:: SUPPLIED MATERIAL

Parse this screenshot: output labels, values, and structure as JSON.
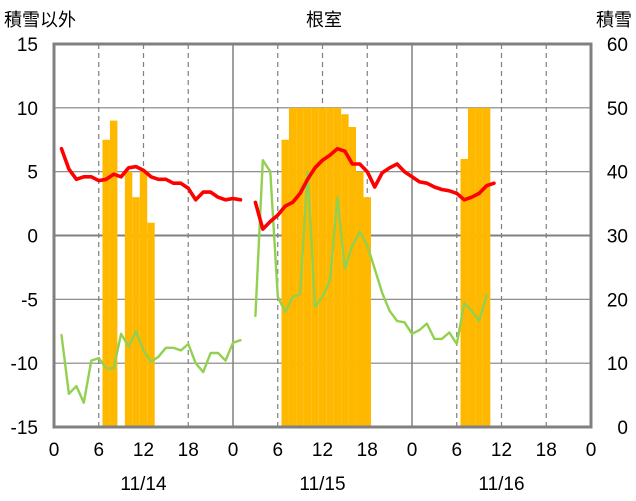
{
  "chart_data": {
    "type": "bar+line",
    "title": "根室",
    "left_axis_label": "積雪以外",
    "right_axis_label": "積雪",
    "left_ylim": [
      -15,
      15
    ],
    "left_ticks": [
      15,
      10,
      5,
      0,
      -5,
      -10,
      -15
    ],
    "right_ylim": [
      0,
      60
    ],
    "right_ticks": [
      60,
      50,
      40,
      30,
      20,
      10,
      0
    ],
    "x_hour_labels": [
      "0",
      "6",
      "12",
      "18",
      "0",
      "6",
      "12",
      "18",
      "0",
      "6",
      "12",
      "18",
      "0"
    ],
    "date_labels": [
      "11/14",
      "11/15",
      "11/16"
    ],
    "grid": true,
    "colors": {
      "snow_depth": "#FFB800",
      "red_line": "#FF0000",
      "green_line": "#92D050",
      "purple_line": "#7030A0",
      "frame": "#808080",
      "grid": "#808080"
    },
    "series": [
      {
        "role": "snow_depth",
        "axis": "right",
        "points": [
          [
            7,
            45
          ],
          [
            8,
            48
          ],
          [
            9,
            0
          ],
          [
            10,
            40
          ],
          [
            11,
            36
          ],
          [
            12,
            40
          ],
          [
            13,
            32
          ],
          [
            14,
            0
          ],
          [
            30,
            0
          ],
          [
            31,
            45
          ],
          [
            32,
            50
          ],
          [
            33,
            50
          ],
          [
            34,
            50
          ],
          [
            35,
            50
          ],
          [
            36,
            50
          ],
          [
            37,
            50
          ],
          [
            38,
            50
          ],
          [
            39,
            49
          ],
          [
            40,
            47
          ],
          [
            41,
            40
          ],
          [
            42,
            36
          ],
          [
            43,
            0
          ],
          [
            54,
            0
          ],
          [
            55,
            42
          ],
          [
            56,
            50
          ],
          [
            57,
            50
          ],
          [
            58,
            50
          ]
        ]
      },
      {
        "role": "red_line",
        "axis": "left",
        "segments": [
          [
            [
              1,
              6.8
            ],
            [
              2,
              5.2
            ],
            [
              3,
              4.4
            ],
            [
              4,
              4.6
            ],
            [
              5,
              4.6
            ],
            [
              6,
              4.3
            ],
            [
              7,
              4.4
            ],
            [
              8,
              4.8
            ],
            [
              9,
              4.6
            ],
            [
              10,
              5.3
            ],
            [
              11,
              5.4
            ],
            [
              12,
              5.1
            ],
            [
              13,
              4.6
            ],
            [
              14,
              4.4
            ],
            [
              15,
              4.4
            ],
            [
              16,
              4.1
            ],
            [
              17,
              4.1
            ],
            [
              18,
              3.7
            ],
            [
              19,
              2.8
            ],
            [
              20,
              3.4
            ],
            [
              21,
              3.4
            ],
            [
              22,
              3.0
            ],
            [
              23,
              2.8
            ],
            [
              24,
              2.9
            ],
            [
              25,
              2.8
            ]
          ],
          [
            [
              27,
              2.6
            ],
            [
              28,
              0.5
            ],
            [
              29,
              1.1
            ],
            [
              30,
              1.6
            ],
            [
              31,
              2.3
            ],
            [
              32,
              2.6
            ],
            [
              33,
              3.3
            ],
            [
              34,
              4.4
            ],
            [
              35,
              5.3
            ],
            [
              36,
              5.9
            ],
            [
              37,
              6.3
            ],
            [
              38,
              6.8
            ],
            [
              39,
              6.6
            ],
            [
              40,
              5.6
            ],
            [
              41,
              5.6
            ],
            [
              42,
              5.0
            ],
            [
              43,
              3.8
            ],
            [
              44,
              4.9
            ],
            [
              45,
              5.3
            ],
            [
              46,
              5.6
            ],
            [
              47,
              5.0
            ],
            [
              48,
              4.6
            ],
            [
              49,
              4.2
            ],
            [
              50,
              4.1
            ],
            [
              51,
              3.8
            ],
            [
              52,
              3.6
            ],
            [
              53,
              3.5
            ],
            [
              54,
              3.3
            ],
            [
              55,
              2.8
            ],
            [
              56,
              3.0
            ],
            [
              57,
              3.3
            ],
            [
              58,
              3.9
            ],
            [
              59,
              4.1
            ]
          ]
        ]
      },
      {
        "role": "green_line",
        "axis": "left",
        "segments": [
          [
            [
              1,
              -7.8
            ],
            [
              2,
              -12.4
            ],
            [
              3,
              -11.8
            ],
            [
              4,
              -13.1
            ],
            [
              5,
              -9.8
            ],
            [
              6,
              -9.6
            ],
            [
              7,
              -10.4
            ],
            [
              8,
              -10.4
            ],
            [
              9,
              -7.7
            ],
            [
              10,
              -8.7
            ],
            [
              11,
              -7.5
            ],
            [
              12,
              -9.0
            ],
            [
              13,
              -9.9
            ],
            [
              14,
              -9.5
            ],
            [
              15,
              -8.8
            ],
            [
              16,
              -8.8
            ],
            [
              17,
              -9.0
            ],
            [
              18,
              -8.5
            ],
            [
              19,
              -10.0
            ],
            [
              20,
              -10.7
            ],
            [
              21,
              -9.2
            ],
            [
              22,
              -9.2
            ],
            [
              23,
              -9.8
            ],
            [
              24,
              -8.4
            ],
            [
              25,
              -8.2
            ]
          ],
          [
            [
              27,
              -6.3
            ],
            [
              28,
              5.9
            ],
            [
              29,
              5.0
            ],
            [
              30,
              -4.8
            ],
            [
              31,
              -6.0
            ],
            [
              32,
              -4.8
            ],
            [
              33,
              -4.6
            ],
            [
              34,
              5.0
            ],
            [
              35,
              -5.6
            ],
            [
              36,
              -4.8
            ],
            [
              37,
              -3.5
            ],
            [
              38,
              3.0
            ],
            [
              39,
              -2.6
            ],
            [
              40,
              -0.8
            ],
            [
              41,
              0.3
            ],
            [
              42,
              -0.8
            ],
            [
              43,
              -2.6
            ],
            [
              44,
              -4.5
            ],
            [
              45,
              -5.9
            ],
            [
              46,
              -6.7
            ],
            [
              47,
              -6.8
            ],
            [
              48,
              -7.7
            ],
            [
              49,
              -7.4
            ],
            [
              50,
              -6.9
            ],
            [
              51,
              -8.1
            ],
            [
              52,
              -8.1
            ],
            [
              53,
              -7.6
            ],
            [
              54,
              -8.5
            ],
            [
              55,
              -5.3
            ],
            [
              56,
              -5.9
            ],
            [
              57,
              -6.7
            ],
            [
              58,
              -4.7
            ]
          ]
        ]
      },
      {
        "role": "purple_line",
        "axis": "left",
        "segments": [
          [
            [
              0,
              -15.0
            ],
            [
              25,
              -15.0
            ]
          ],
          [
            [
              27,
              -15.0
            ],
            [
              59,
              -15.0
            ]
          ]
        ]
      }
    ]
  }
}
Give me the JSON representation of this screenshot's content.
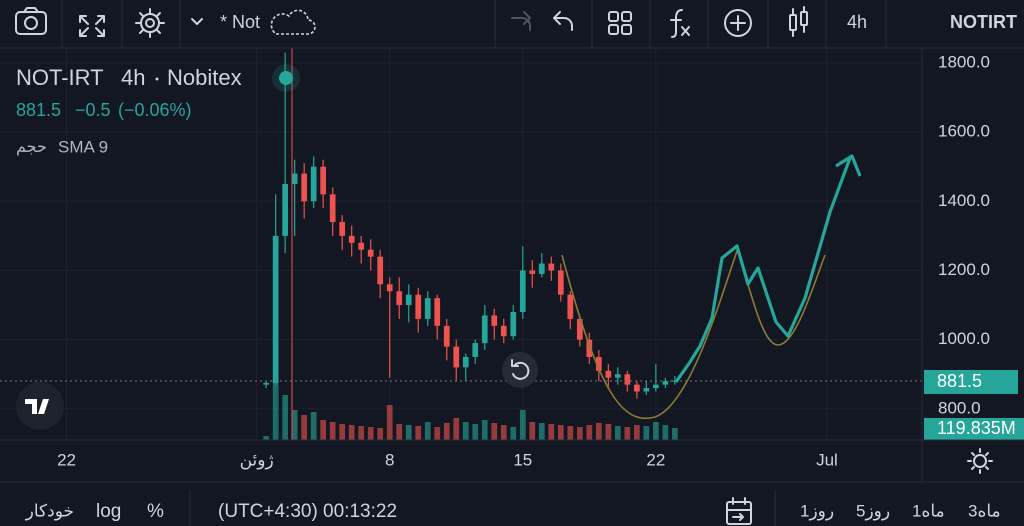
{
  "toolbar": {
    "layout_name": "* Not",
    "interval": "4h",
    "symbol": "NOTIRT"
  },
  "legend": {
    "symbol": "NOT-IRT",
    "interval": "4h",
    "exchange": "Nobitex",
    "price": 881.5,
    "change": "−0.5",
    "change_pct": "(−0.06%)",
    "volume_label": "حجم",
    "indicator": "SMA 9"
  },
  "chart_data": {
    "type": "candlestick",
    "up_color": "#26a69a",
    "down_color": "#ef5350",
    "x": [
      10.5,
      11,
      11.5,
      12,
      12.5,
      13,
      13.5,
      14,
      14.5,
      15,
      15.5,
      16,
      16.5,
      17,
      17.5,
      18,
      18.5,
      19,
      19.5,
      20,
      20.5,
      21,
      21.5,
      22,
      22.5,
      23,
      23.5,
      24,
      24.5,
      25,
      25.5,
      26,
      26.5,
      27,
      27.5,
      28,
      28.5,
      29,
      29.5,
      30,
      30.5,
      31,
      31.5,
      32
    ],
    "open": [
      870,
      875,
      1300,
      1450,
      1480,
      1400,
      1500,
      1420,
      1340,
      1300,
      1280,
      1260,
      1240,
      1160,
      1140,
      1100,
      1130,
      1060,
      1120,
      1040,
      980,
      920,
      950,
      990,
      1070,
      1040,
      1010,
      1080,
      1200,
      1190,
      1220,
      1200,
      1130,
      1060,
      1000,
      950,
      910,
      890,
      900,
      870,
      850,
      860,
      870,
      880
    ],
    "high": [
      880,
      1420,
      1830,
      1520,
      1510,
      1530,
      1520,
      1440,
      1360,
      1330,
      1300,
      1290,
      1260,
      1180,
      1180,
      1160,
      1150,
      1140,
      1130,
      1060,
      1000,
      960,
      1000,
      1100,
      1090,
      1060,
      1100,
      1270,
      1230,
      1250,
      1240,
      1220,
      1140,
      1070,
      1020,
      970,
      930,
      920,
      910,
      880,
      880,
      930,
      890,
      895
    ],
    "low": [
      860,
      870,
      1250,
      1300,
      1350,
      1380,
      1380,
      1300,
      1260,
      1240,
      1220,
      1200,
      1120,
      890,
      1060,
      1050,
      1020,
      1040,
      1000,
      940,
      880,
      880,
      930,
      970,
      1000,
      990,
      1000,
      1060,
      1150,
      1180,
      1170,
      1110,
      1030,
      980,
      930,
      880,
      860,
      870,
      850,
      830,
      840,
      850,
      860,
      870
    ],
    "close": [
      875,
      1300,
      1450,
      1480,
      1400,
      1500,
      1420,
      1340,
      1300,
      1280,
      1260,
      1240,
      1160,
      1140,
      1100,
      1130,
      1060,
      1120,
      1040,
      980,
      920,
      950,
      990,
      1070,
      1040,
      1010,
      1080,
      1200,
      1190,
      1220,
      1200,
      1130,
      1060,
      1000,
      950,
      910,
      890,
      900,
      870,
      850,
      860,
      870,
      880,
      881.5
    ],
    "volume": [
      40,
      600,
      450,
      300,
      250,
      280,
      200,
      180,
      160,
      150,
      140,
      130,
      120,
      350,
      160,
      150,
      140,
      180,
      130,
      170,
      220,
      180,
      160,
      200,
      170,
      150,
      130,
      300,
      180,
      170,
      160,
      150,
      140,
      130,
      150,
      170,
      160,
      140,
      130,
      150,
      140,
      180,
      150,
      119.835
    ],
    "volume_label": "119.835M",
    "volume_ylim": [
      0,
      600
    ],
    "xlim": [
      -3.5,
      45
    ],
    "xticks": [
      {
        "value": 0,
        "label": "22"
      },
      {
        "value": 10,
        "label": "ژوئن"
      },
      {
        "value": 17,
        "label": "8"
      },
      {
        "value": 24,
        "label": "15"
      },
      {
        "value": 31,
        "label": "22"
      },
      {
        "value": 40,
        "label": "Jul"
      }
    ],
    "ylim": [
      710,
      1843
    ],
    "yticks": [
      {
        "value": 800,
        "label": "800.0"
      },
      {
        "value": 1000,
        "label": "1000.0"
      },
      {
        "value": 1200,
        "label": "1200.0"
      },
      {
        "value": 1400,
        "label": "1400.0"
      },
      {
        "value": 1600,
        "label": "1600.0"
      },
      {
        "value": 1800,
        "label": "1800.0"
      }
    ],
    "grid": true
  },
  "bottom_bar": {
    "auto": "خودکار",
    "log": "log",
    "percent": "%",
    "clock": "(UTC+4:30) 00:13:22",
    "ranges": [
      "1روز",
      "5روز",
      "1ماه",
      "3ماه"
    ]
  }
}
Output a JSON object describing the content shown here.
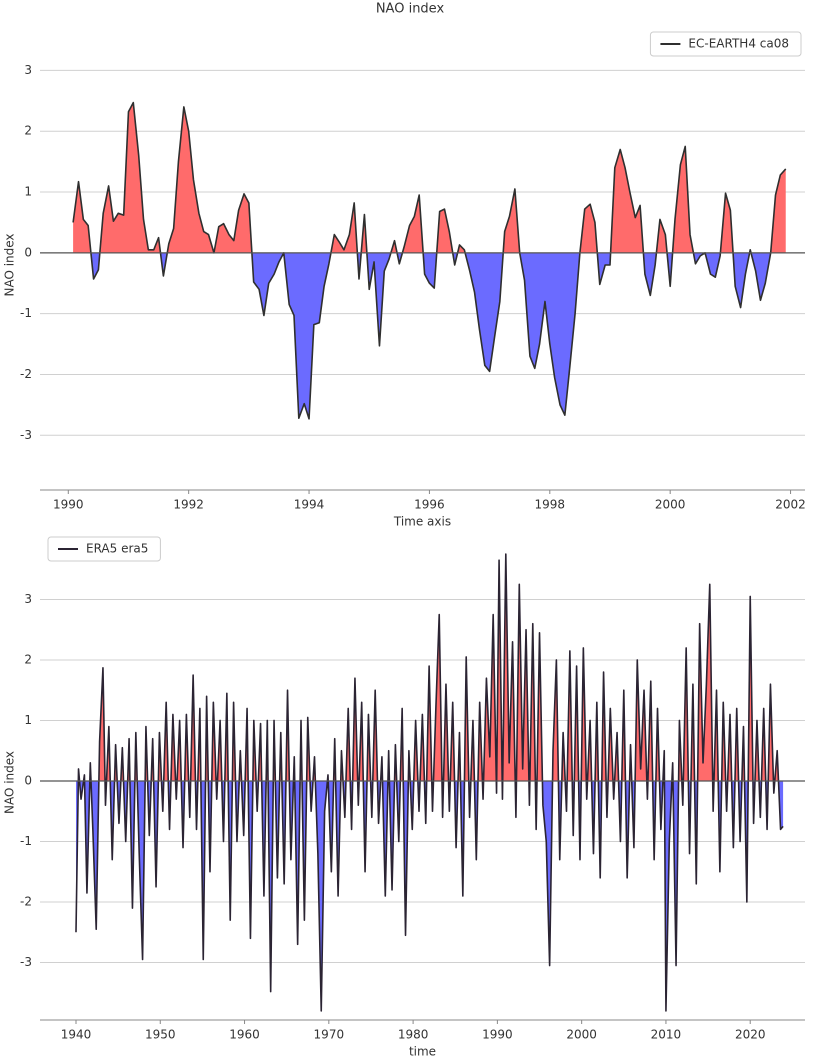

::::

Pick out the lines above that hold the string "JSON" and show them.

Parse this screenshot: output labels, values, and structure as JSON.
Give me the JSON representation of this screenshot's content.
Output a JSON object describing the content shown here.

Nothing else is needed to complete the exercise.